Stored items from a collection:
○ ○ ○ ○ ○ ○ ○
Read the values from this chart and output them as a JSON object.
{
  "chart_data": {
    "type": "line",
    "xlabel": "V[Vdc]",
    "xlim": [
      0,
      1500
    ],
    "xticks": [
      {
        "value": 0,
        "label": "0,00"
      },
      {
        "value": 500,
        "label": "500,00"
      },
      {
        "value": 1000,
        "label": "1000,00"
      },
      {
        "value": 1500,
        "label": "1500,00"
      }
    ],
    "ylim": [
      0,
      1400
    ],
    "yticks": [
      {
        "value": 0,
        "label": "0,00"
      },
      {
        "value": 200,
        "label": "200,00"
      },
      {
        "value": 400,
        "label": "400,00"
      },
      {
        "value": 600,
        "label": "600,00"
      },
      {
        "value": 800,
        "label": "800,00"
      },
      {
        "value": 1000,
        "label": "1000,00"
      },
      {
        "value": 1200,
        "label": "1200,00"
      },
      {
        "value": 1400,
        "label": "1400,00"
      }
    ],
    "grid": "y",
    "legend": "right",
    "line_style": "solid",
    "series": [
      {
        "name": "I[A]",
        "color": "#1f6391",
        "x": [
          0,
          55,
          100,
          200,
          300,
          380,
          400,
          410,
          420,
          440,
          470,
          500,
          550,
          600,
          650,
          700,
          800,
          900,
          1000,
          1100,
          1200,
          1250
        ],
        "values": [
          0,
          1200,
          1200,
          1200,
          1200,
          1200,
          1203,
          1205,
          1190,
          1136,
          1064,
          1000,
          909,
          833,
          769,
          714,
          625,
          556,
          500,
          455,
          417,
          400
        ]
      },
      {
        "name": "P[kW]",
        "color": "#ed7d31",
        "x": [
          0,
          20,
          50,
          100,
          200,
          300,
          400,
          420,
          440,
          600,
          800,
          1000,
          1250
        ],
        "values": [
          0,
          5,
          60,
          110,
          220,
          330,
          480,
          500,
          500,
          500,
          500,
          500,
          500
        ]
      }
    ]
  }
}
○ ○ ○ ○ ○ ○ ○
Work to complete:
Generate an exact reproduction of all entries.

Answer to the task:
Read the values from this chart and output them as a JSON object.
{
  "chart_data": {
    "type": "line",
    "xlabel": "V[Vdc]",
    "xlim": [
      0,
      1500
    ],
    "xticks": [
      {
        "value": 0,
        "label": "0,00"
      },
      {
        "value": 500,
        "label": "500,00"
      },
      {
        "value": 1000,
        "label": "1000,00"
      },
      {
        "value": 1500,
        "label": "1500,00"
      }
    ],
    "ylim": [
      0,
      1400
    ],
    "yticks": [
      {
        "value": 0,
        "label": "0,00"
      },
      {
        "value": 200,
        "label": "200,00"
      },
      {
        "value": 400,
        "label": "400,00"
      },
      {
        "value": 600,
        "label": "600,00"
      },
      {
        "value": 800,
        "label": "800,00"
      },
      {
        "value": 1000,
        "label": "1000,00"
      },
      {
        "value": 1200,
        "label": "1200,00"
      },
      {
        "value": 1400,
        "label": "1400,00"
      }
    ],
    "grid": "y",
    "legend": "right",
    "line_style": "solid",
    "series": [
      {
        "name": "I[A]",
        "color": "#1f6391",
        "x": [
          0,
          55,
          100,
          200,
          300,
          380,
          400,
          410,
          420,
          440,
          470,
          500,
          550,
          600,
          650,
          700,
          800,
          900,
          1000,
          1100,
          1200,
          1250
        ],
        "values": [
          0,
          1200,
          1200,
          1200,
          1200,
          1200,
          1203,
          1205,
          1190,
          1136,
          1064,
          1000,
          909,
          833,
          769,
          714,
          625,
          556,
          500,
          455,
          417,
          400
        ]
      },
      {
        "name": "P[kW]",
        "color": "#ed7d31",
        "x": [
          0,
          20,
          50,
          100,
          200,
          300,
          400,
          420,
          440,
          600,
          800,
          1000,
          1250
        ],
        "values": [
          0,
          5,
          60,
          110,
          220,
          330,
          480,
          500,
          500,
          500,
          500,
          500,
          500
        ]
      }
    ]
  }
}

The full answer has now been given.